Passage provided:
--- BEGIN ---

AUDIO

by Phillip Jensen
Phillip Jensen speaks on Anger as part of a series on emotions in the Christian life, delivered at the Australia Day Convention 2010
LATEST COMMENTS
2 hours 1 minutes
Mark Earngey commented on Thirteen propositions on theology
2 hours 13 minutes
Roger Gallagher commented on Top 7 political trends in 2010
7 hours 39 minutes
Graham Stanton commented on Hi, I’m new here
9 hours 20 minutes
Tom Magill commented on Football and Religion
10 situations to avoid email
Steve Kryger
July 16th, 2009

When I proposed to my girlfriend several weeks ago, I chose to ask her that important question in person.

When I discovered the Rocks Aroma Festival, I chose to send her an email with the link, asking if she’d like to go along.

For my sister’s birthday on Saturday, I chose to phone her and wish her all the best.

Each day we make choices as to how we will communicate particular things to particular people.

The same is true of ministry, but I feel in this context, email is too quickly selected as the best means of communication. It’s understandable - email communication is just so convenient. It doesn’t take long to write an email – and in fact, it takes the same time to send an email to one person as it does to send to your whole congregation. There are lots of efficiency gains to be had.

However, I think we need to be more discerning with when we use email to communicate. Not necessarily because of the disadvantages of email (though there are many!), but because of the advantages of personal (face-to-face or voice-to-voice) communication.

I’ve put together some guiding principles for when email should be avoided (based on my own observations and mistakes) – what do you think?

1. Avoid email…when you are asking someone to serve.

--- END ---

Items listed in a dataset
--- BEGIN ---

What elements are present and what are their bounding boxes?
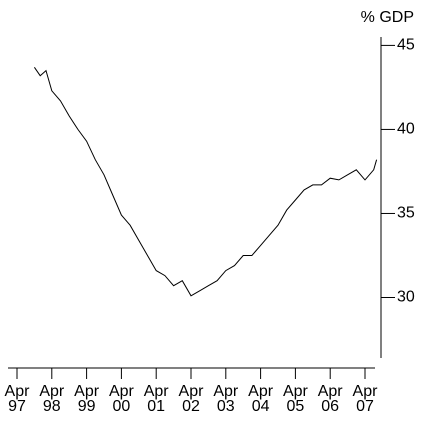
y-tick-label: 45	[397, 37, 415, 54]
y-tick-label: 40	[397, 121, 415, 138]
x-tick-label: Apr 04	[248, 383, 274, 415]
x-tick-label: Apr 02	[178, 383, 204, 415]
x-tick-label: Apr 05	[282, 383, 308, 415]
line-series	[33, 67, 378, 297]
x-tick-label: Apr 01	[143, 383, 169, 415]
y-axis-label: % GDP	[361, 9, 414, 26]
x-tick-label: Apr 97	[4, 383, 30, 415]
x-tick-label: Apr 98	[39, 383, 65, 415]
x-tick-label: Apr 06	[317, 383, 343, 415]
y-tick-label: 35	[397, 205, 415, 222]
x-tick-label: Apr 00	[108, 383, 134, 415]
x-tick-label: Apr 07	[352, 383, 378, 415]
x-tick-label: Apr 03	[213, 383, 239, 415]
y-tick-label: 30	[397, 289, 415, 306]
x-tick-label: Apr 99	[74, 383, 100, 415]
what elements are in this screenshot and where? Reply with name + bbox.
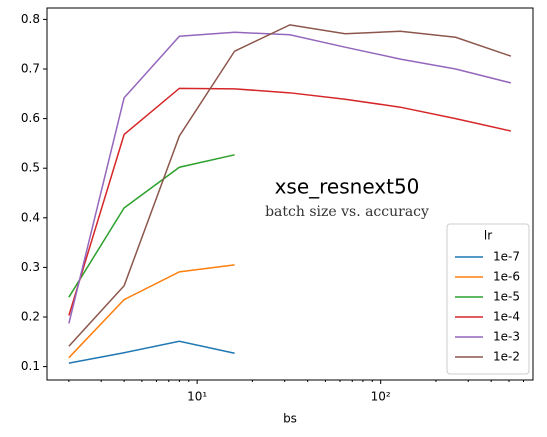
y-tick-label: 0.1 (21, 359, 40, 373)
line (68, 154, 235, 298)
legend-title: lr (484, 229, 492, 243)
line (68, 264, 235, 359)
chart-title: xse_resnext50 (275, 175, 420, 199)
legend-label: 1e-2 (493, 350, 520, 364)
legend-label: 1e-6 (493, 270, 520, 284)
y-tick-label: 0.5 (21, 161, 40, 175)
x-tick-label: 10¹ (187, 390, 207, 404)
line (68, 87, 512, 316)
y-tick-label: 0.6 (21, 111, 40, 125)
legend-label: 1e-5 (493, 290, 520, 304)
y-tick-label: 0.3 (21, 260, 40, 274)
legend-label: 1e-3 (493, 330, 520, 344)
y-tick-label: 0.7 (21, 62, 40, 76)
line (68, 340, 235, 364)
x-axis-label: bs (283, 412, 297, 426)
line (68, 24, 512, 347)
chart-subtitle: batch size vs. accuracy (265, 204, 429, 220)
plot-frame (46, 7, 534, 381)
line (68, 31, 512, 324)
legend-label: 1e-4 (493, 310, 520, 324)
y-tick-label: 0.8 (21, 12, 40, 26)
x-tick-label: 10² (371, 390, 391, 404)
y-tick-label: 0.4 (21, 210, 40, 224)
legend-label: 1e-7 (493, 250, 520, 264)
y-tick-label: 0.2 (21, 310, 40, 324)
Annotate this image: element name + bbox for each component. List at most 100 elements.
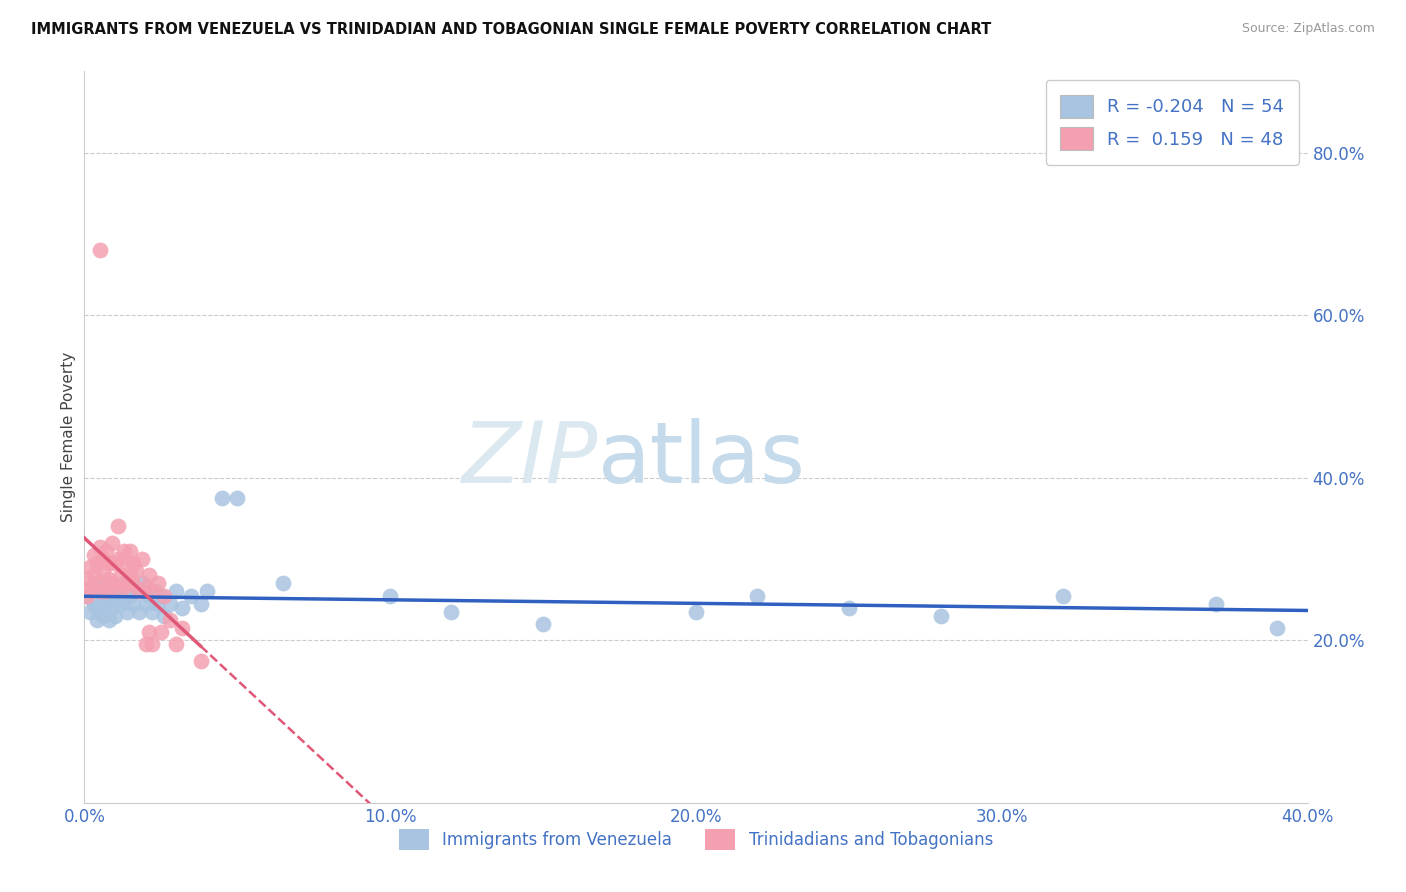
Point [138,625,160,640]
Point [226,491,249,505]
Point [76,572,98,586]
Point [107,584,129,599]
Point [89,540,111,554]
Point [195,584,218,599]
Point [97,572,120,586]
Point [104,589,127,603]
Point [79,605,101,619]
Point [120,568,142,582]
Point [110,597,132,611]
Point [747,589,769,603]
Point [146,597,169,611]
Point [180,589,202,603]
Point [122,556,145,570]
Point [101,576,124,591]
Point [94,584,117,599]
Point [115,605,138,619]
Point [79,560,101,574]
Point [211,491,233,505]
Point [153,608,176,623]
Legend: Immigrants from Venezuela, Trinidadians and Tobagonians: Immigrants from Venezuela, Trinidadians … [392,822,1000,856]
Text: atlas: atlas [598,417,806,500]
Point [76,589,98,603]
Point [89,584,111,599]
Point [929,608,952,623]
Point [86,556,108,570]
Point [128,584,150,599]
Point [115,556,138,570]
Point [110,568,132,582]
Point [149,625,172,640]
Point [141,637,163,651]
Text: Source: ZipAtlas.com: Source: ZipAtlas.com [1241,22,1375,36]
Point [190,654,212,668]
Point [120,589,142,603]
Point [153,589,176,603]
Point [86,600,108,615]
Point [440,605,463,619]
Point [86,576,108,591]
Point [685,605,707,619]
Point [94,544,117,558]
Point [271,576,294,591]
Point [138,568,160,582]
Point [91,552,114,566]
Point [159,613,181,627]
Point [89,243,111,257]
Point [83,548,105,562]
Point [135,597,157,611]
Point [131,576,153,591]
Point [101,600,124,615]
Point [101,581,124,595]
Point [135,637,157,651]
Point [122,597,145,611]
Point [83,568,105,582]
Point [120,544,142,558]
Point [190,597,212,611]
Point [107,519,129,533]
Point [122,576,145,591]
Point [1052,589,1074,603]
Text: ZIP: ZIP [461,417,598,500]
Point [165,584,187,599]
Point [76,589,98,603]
Point [125,564,148,578]
Point [91,589,114,603]
Point [165,637,187,651]
Point [115,576,138,591]
Point [112,544,135,558]
Point [104,581,127,595]
Point [97,556,120,570]
Point [159,597,181,611]
Point [172,600,194,615]
Point [89,584,111,599]
Point [143,584,166,599]
Point [86,613,108,627]
Point [83,597,105,611]
Point [89,605,111,619]
Point [101,535,124,549]
Point [131,552,153,566]
Point [172,621,194,635]
Point [91,608,114,623]
Point [380,589,402,603]
Point [531,617,554,632]
Point [94,576,117,591]
Point [141,584,163,599]
Point [104,556,127,570]
Point [79,581,101,595]
Point [125,584,148,599]
Point [112,576,135,591]
Y-axis label: Single Female Poverty: Single Female Poverty [60,352,76,522]
Point [149,589,172,603]
Point [107,552,129,566]
Point [128,605,150,619]
Point [112,592,135,607]
Point [112,581,135,595]
Point [146,576,169,591]
Point [83,581,105,595]
Point [94,597,117,611]
Point [97,592,120,607]
Point [838,600,860,615]
Point [138,589,160,603]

--- END ---

Translate this sentence from the post about when to avoid email into Spanish: "Each day we make choices as to how we will communicate particular things to particular people."

The solution:
Cada día tomamos decisiones sobre cómo comunicaremos determinadas cosas a determinadas personas.